Dataset rows about figures
>>>>
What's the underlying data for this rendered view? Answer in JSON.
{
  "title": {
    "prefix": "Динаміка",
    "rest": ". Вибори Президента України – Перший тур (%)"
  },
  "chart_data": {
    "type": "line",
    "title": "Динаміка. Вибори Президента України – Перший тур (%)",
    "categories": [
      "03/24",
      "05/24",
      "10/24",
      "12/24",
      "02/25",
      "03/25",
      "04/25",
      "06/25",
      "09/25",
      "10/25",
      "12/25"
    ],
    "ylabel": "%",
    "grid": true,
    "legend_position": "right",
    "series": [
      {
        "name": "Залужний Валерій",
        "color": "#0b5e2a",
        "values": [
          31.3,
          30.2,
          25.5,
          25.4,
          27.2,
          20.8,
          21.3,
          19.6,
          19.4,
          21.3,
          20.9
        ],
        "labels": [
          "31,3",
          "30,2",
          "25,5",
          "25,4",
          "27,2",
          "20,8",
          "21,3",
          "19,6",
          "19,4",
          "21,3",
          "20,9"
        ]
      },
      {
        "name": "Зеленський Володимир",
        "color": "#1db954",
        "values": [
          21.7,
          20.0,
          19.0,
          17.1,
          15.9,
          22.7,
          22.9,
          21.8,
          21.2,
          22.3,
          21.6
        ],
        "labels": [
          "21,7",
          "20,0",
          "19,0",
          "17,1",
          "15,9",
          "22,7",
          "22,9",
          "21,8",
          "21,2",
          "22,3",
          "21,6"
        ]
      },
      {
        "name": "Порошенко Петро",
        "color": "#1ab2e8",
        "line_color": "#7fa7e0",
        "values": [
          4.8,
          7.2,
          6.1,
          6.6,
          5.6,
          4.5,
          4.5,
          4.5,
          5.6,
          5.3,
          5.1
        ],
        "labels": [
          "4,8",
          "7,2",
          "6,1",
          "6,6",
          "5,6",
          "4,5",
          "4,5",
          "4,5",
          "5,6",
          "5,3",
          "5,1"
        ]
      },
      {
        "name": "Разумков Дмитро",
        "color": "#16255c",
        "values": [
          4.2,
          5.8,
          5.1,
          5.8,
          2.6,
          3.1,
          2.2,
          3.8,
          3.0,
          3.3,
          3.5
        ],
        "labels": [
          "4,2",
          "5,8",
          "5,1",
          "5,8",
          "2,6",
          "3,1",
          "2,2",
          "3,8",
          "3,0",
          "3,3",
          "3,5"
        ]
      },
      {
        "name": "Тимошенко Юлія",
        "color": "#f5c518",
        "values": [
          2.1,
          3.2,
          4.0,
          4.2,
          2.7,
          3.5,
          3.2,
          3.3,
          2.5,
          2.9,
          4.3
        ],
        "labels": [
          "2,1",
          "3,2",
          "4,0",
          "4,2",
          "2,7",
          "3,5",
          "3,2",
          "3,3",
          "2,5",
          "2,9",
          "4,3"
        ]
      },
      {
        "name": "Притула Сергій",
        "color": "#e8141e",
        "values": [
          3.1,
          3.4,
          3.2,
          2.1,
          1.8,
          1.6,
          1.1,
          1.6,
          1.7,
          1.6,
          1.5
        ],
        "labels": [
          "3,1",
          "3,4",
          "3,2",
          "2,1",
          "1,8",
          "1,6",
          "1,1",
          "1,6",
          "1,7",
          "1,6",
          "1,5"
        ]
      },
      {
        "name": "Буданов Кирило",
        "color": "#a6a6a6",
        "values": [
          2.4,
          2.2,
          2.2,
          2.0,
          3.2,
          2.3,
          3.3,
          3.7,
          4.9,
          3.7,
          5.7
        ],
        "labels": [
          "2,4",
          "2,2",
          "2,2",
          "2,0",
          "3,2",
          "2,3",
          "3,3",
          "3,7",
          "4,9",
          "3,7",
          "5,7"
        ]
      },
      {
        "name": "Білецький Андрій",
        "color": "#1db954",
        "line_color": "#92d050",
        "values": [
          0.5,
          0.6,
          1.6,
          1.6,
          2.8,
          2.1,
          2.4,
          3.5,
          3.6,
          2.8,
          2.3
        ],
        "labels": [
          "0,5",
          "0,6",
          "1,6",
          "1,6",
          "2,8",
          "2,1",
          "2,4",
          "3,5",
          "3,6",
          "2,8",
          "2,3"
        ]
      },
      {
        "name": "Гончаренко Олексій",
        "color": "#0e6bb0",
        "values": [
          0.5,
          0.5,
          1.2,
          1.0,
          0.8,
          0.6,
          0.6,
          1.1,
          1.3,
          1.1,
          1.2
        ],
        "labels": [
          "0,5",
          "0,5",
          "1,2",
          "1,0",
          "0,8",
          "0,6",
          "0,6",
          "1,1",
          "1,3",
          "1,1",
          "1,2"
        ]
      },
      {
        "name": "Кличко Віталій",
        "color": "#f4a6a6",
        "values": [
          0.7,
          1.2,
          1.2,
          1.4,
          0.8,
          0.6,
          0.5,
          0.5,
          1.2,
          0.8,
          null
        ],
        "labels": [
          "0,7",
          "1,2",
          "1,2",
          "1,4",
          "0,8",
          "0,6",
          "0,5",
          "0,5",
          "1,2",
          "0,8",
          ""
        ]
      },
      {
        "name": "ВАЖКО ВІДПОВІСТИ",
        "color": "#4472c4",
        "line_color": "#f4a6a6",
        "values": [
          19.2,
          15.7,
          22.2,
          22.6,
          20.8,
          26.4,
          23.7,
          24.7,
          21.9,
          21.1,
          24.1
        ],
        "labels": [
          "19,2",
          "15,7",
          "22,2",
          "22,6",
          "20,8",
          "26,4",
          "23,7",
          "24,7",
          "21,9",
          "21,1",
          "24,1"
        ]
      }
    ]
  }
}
<<<<
>>>>
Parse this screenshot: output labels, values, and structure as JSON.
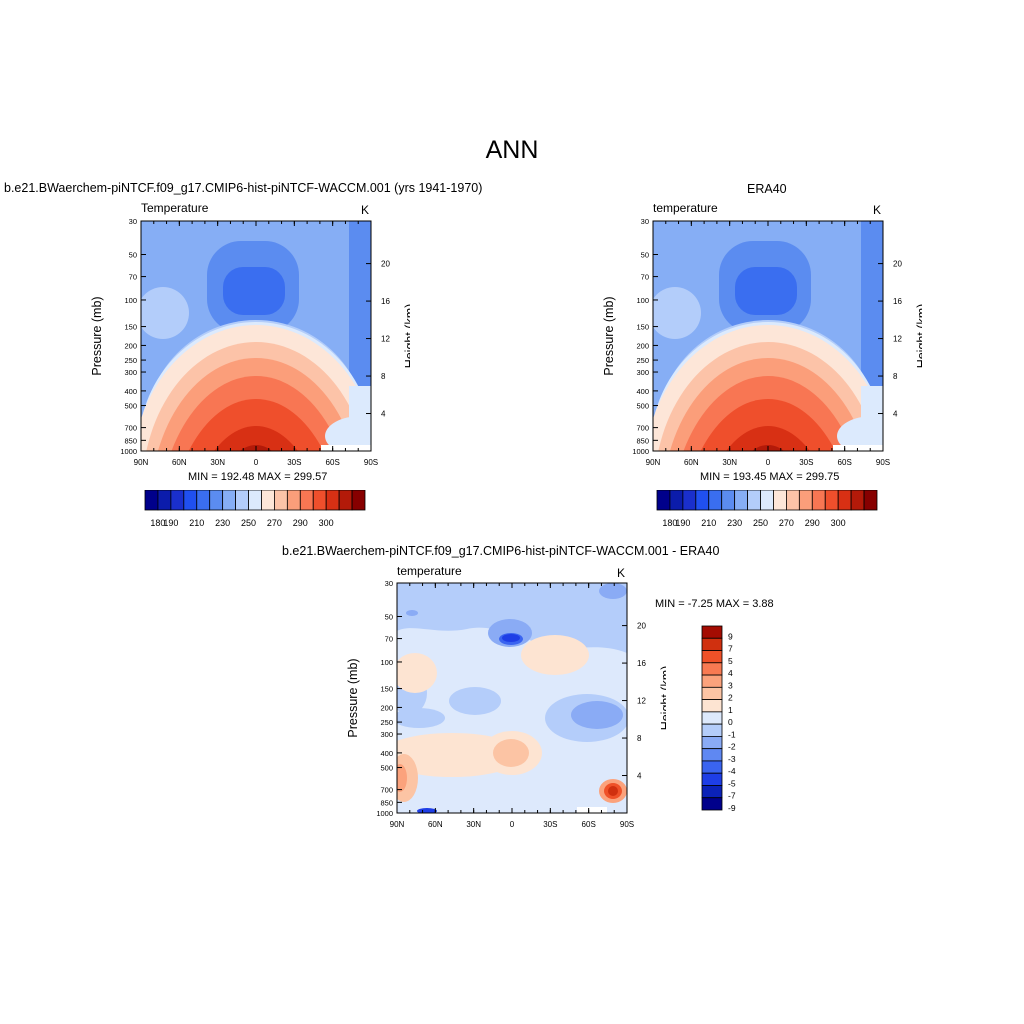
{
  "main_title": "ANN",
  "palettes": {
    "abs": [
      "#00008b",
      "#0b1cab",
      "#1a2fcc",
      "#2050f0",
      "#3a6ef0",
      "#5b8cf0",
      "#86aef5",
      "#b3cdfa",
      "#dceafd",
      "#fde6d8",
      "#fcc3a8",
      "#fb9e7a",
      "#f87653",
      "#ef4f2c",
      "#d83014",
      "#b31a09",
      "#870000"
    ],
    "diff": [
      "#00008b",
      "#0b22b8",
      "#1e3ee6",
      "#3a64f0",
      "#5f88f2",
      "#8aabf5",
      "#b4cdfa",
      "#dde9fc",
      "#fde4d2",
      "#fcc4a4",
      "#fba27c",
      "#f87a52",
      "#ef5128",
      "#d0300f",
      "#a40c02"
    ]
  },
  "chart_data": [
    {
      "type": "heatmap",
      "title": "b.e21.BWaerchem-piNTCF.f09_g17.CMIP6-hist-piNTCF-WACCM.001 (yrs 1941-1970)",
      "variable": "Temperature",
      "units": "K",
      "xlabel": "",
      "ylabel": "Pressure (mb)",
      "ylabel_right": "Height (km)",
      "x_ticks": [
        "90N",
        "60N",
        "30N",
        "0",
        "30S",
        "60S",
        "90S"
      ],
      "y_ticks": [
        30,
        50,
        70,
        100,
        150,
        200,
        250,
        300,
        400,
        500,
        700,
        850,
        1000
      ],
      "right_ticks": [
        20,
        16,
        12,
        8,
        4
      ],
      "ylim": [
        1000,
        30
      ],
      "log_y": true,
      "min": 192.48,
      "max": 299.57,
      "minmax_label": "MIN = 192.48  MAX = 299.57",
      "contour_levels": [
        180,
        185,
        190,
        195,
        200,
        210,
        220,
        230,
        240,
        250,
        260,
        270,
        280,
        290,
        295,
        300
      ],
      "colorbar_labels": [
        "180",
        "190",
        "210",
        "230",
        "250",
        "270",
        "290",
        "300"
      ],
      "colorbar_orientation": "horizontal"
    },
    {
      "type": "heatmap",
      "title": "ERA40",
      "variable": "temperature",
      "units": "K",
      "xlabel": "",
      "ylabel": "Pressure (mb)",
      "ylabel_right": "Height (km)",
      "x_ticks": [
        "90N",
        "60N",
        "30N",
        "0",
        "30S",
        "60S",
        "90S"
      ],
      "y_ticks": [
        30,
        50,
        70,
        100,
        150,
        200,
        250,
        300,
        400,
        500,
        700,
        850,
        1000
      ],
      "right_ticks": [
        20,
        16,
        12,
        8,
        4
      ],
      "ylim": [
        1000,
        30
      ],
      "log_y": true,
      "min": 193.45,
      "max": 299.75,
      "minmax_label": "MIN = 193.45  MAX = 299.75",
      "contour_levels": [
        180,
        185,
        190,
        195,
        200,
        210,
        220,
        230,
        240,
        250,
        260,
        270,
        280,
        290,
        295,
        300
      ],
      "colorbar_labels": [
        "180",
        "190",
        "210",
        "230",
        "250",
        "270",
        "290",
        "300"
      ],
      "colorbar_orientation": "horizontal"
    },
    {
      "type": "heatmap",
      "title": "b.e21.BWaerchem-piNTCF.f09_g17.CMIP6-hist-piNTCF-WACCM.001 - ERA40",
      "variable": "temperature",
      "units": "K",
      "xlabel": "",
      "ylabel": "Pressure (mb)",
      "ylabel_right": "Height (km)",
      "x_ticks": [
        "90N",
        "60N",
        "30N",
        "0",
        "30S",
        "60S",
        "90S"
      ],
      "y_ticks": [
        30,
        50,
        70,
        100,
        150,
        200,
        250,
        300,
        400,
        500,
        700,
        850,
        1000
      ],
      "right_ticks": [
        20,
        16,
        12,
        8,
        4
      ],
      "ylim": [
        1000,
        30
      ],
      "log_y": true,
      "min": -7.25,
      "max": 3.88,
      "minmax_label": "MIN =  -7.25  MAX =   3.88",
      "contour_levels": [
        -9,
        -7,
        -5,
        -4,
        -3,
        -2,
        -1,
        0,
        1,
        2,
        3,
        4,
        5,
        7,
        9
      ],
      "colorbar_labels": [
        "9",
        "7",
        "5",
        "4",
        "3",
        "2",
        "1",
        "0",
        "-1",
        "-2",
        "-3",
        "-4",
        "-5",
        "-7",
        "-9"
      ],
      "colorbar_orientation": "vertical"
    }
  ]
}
<<<<
## Required work
Show the lines where the word "Президента" appears in the entries.

## Written solution
    "rest": ". Вибори Президента України – Перший тур (%)"
    "title": "Динаміка. Вибори Президента України – Перший тур (%)",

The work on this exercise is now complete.